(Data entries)
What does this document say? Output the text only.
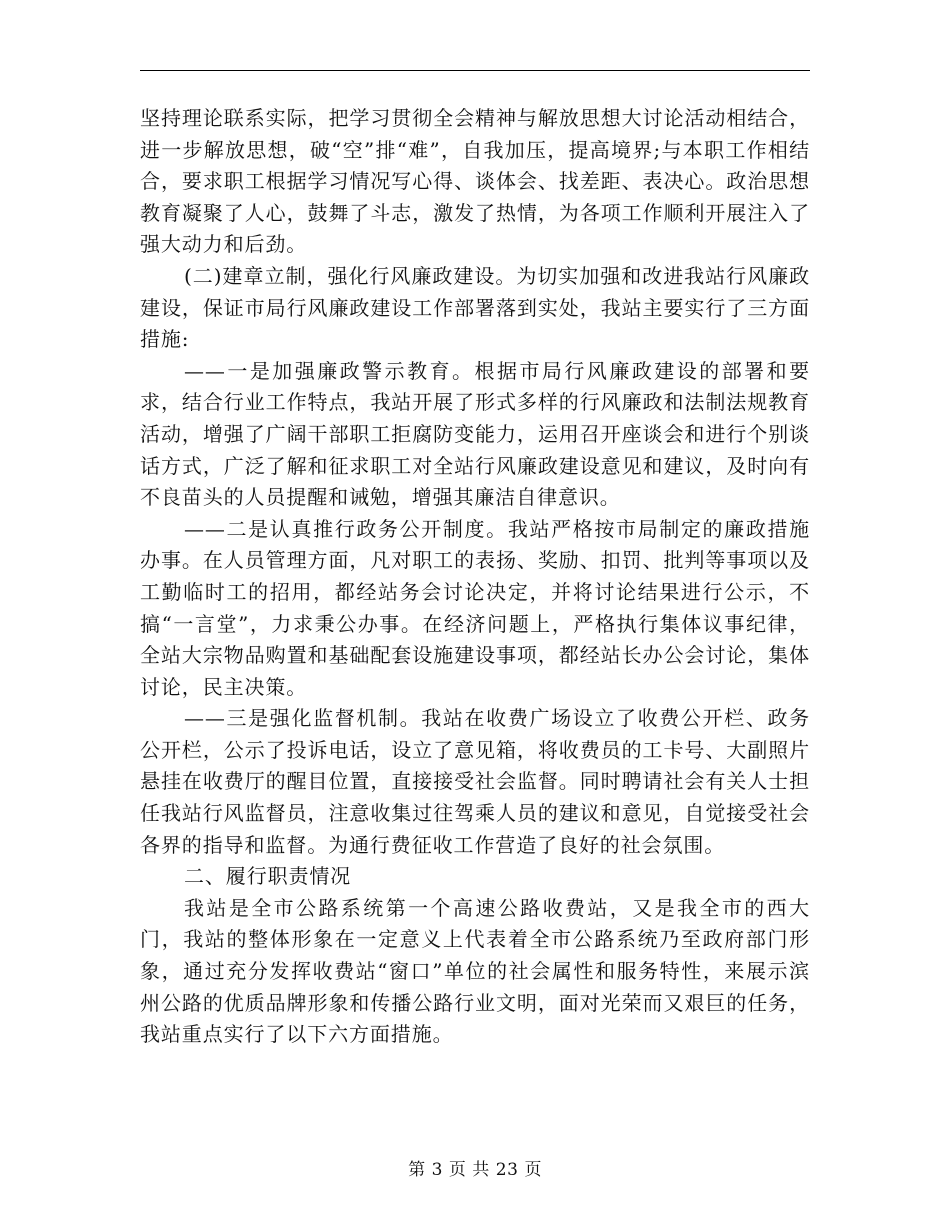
坚持理论联系实际，把学习贯彻全会精神与解放思想大讨论活动相结合，进一步解放思想，破“空”排“难”，自我加压，提高境界;与本职工作相结合，要求职工根据学习情况写心得、谈体会、找差距、表决心。政治思想教育凝聚了人心，鼓舞了斗志，激发了热情，为各项工作顺利开展注入了强大动力和后劲。

(二)建章立制，强化行风廉政建设。为切实加强和改进我站行风廉政建设，保证市局行风廉政建设工作部署落到实处，我站主要实行了三方面措施:

——一是加强廉政警示教育。根据市局行风廉政建设的部署和要求，结合行业工作特点，我站开展了形式多样的行风廉政和法制法规教育活动，增强了广阔干部职工拒腐防变能力，运用召开座谈会和进行个别谈话方式，广泛了解和征求职工对全站行风廉政建设意见和建议，及时向有不良苗头的人员提醒和诫勉，增强其廉洁自律意识。

——二是认真推行政务公开制度。我站严格按市局制定的廉政措施办事。在人员管理方面，凡对职工的表扬、奖励、扣罚、批判等事项以及工勤临时工的招用，都经站务会讨论决定，并将讨论结果进行公示，不搞“一言堂”，力求秉公办事。在经济问题上，严格执行集体议事纪律，全站大宗物品购置和基础配套设施建设事项，都经站长办公会讨论，集体讨论，民主决策。

——三是强化监督机制。我站在收费广场设立了收费公开栏、政务公开栏，公示了投诉电话，设立了意见箱，将收费员的工卡号、大副照片悬挂在收费厅的醒目位置，直接接受社会监督。同时聘请社会有关人士担任我站行风监督员，注意收集过往驾乘人员的建议和意见，自觉接受社会各界的指导和监督。为通行费征收工作营造了良好的社会氛围。

二、履行职责情况

我站是全市公路系统第一个高速公路收费站，又是我全市的西大门，我站的整体形象在一定意义上代表着全市公路系统乃至政府部门形象，通过充分发挥收费站“窗口”单位的社会属性和服务特性，来展示滨州公路的优质品牌形象和传播公路行业文明，面对光荣而又艰巨的任务，我站重点实行了以下六方面措施。

第 3 页 共 23 页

• _YOUR TASK_
Leave the pictures out and output the rest of the listing exactly.

• _EXERCISE RESPONSE_
What does this document say? Output the text only.
坚持理论联系实际，把学习贯彻全会精神与解放思想大讨论活动相结合，进一步解放思想，破“空”排“难”，自我加压，提高境界;与本职工作相结合，要求职工根据学习情况写心得、谈体会、找差距、表决心。政治思想教育凝聚了人心，鼓舞了斗志，激发了热情，为各项工作顺利开展注入了强大动力和后劲。

(二)建章立制，强化行风廉政建设。为切实加强和改进我站行风廉政建设，保证市局行风廉政建设工作部署落到实处，我站主要实行了三方面措施:

——一是加强廉政警示教育。根据市局行风廉政建设的部署和要求，结合行业工作特点，我站开展了形式多样的行风廉政和法制法规教育活动，增强了广阔干部职工拒腐防变能力，运用召开座谈会和进行个别谈话方式，广泛了解和征求职工对全站行风廉政建设意见和建议，及时向有不良苗头的人员提醒和诫勉，增强其廉洁自律意识。

——二是认真推行政务公开制度。我站严格按市局制定的廉政措施办事。在人员管理方面，凡对职工的表扬、奖励、扣罚、批判等事项以及工勤临时工的招用，都经站务会讨论决定，并将讨论结果进行公示，不搞“一言堂”，力求秉公办事。在经济问题上，严格执行集体议事纪律，全站大宗物品购置和基础配套设施建设事项，都经站长办公会讨论，集体讨论，民主决策。

——三是强化监督机制。我站在收费广场设立了收费公开栏、政务公开栏，公示了投诉电话，设立了意见箱，将收费员的工卡号、大副照片悬挂在收费厅的醒目位置，直接接受社会监督。同时聘请社会有关人士担任我站行风监督员，注意收集过往驾乘人员的建议和意见，自觉接受社会各界的指导和监督。为通行费征收工作营造了良好的社会氛围。

二、履行职责情况

我站是全市公路系统第一个高速公路收费站，又是我全市的西大门，我站的整体形象在一定意义上代表着全市公路系统乃至政府部门形象，通过充分发挥收费站“窗口”单位的社会属性和服务特性，来展示滨州公路的优质品牌形象和传播公路行业文明，面对光荣而又艰巨的任务，我站重点实行了以下六方面措施。

第 3 页 共 23 页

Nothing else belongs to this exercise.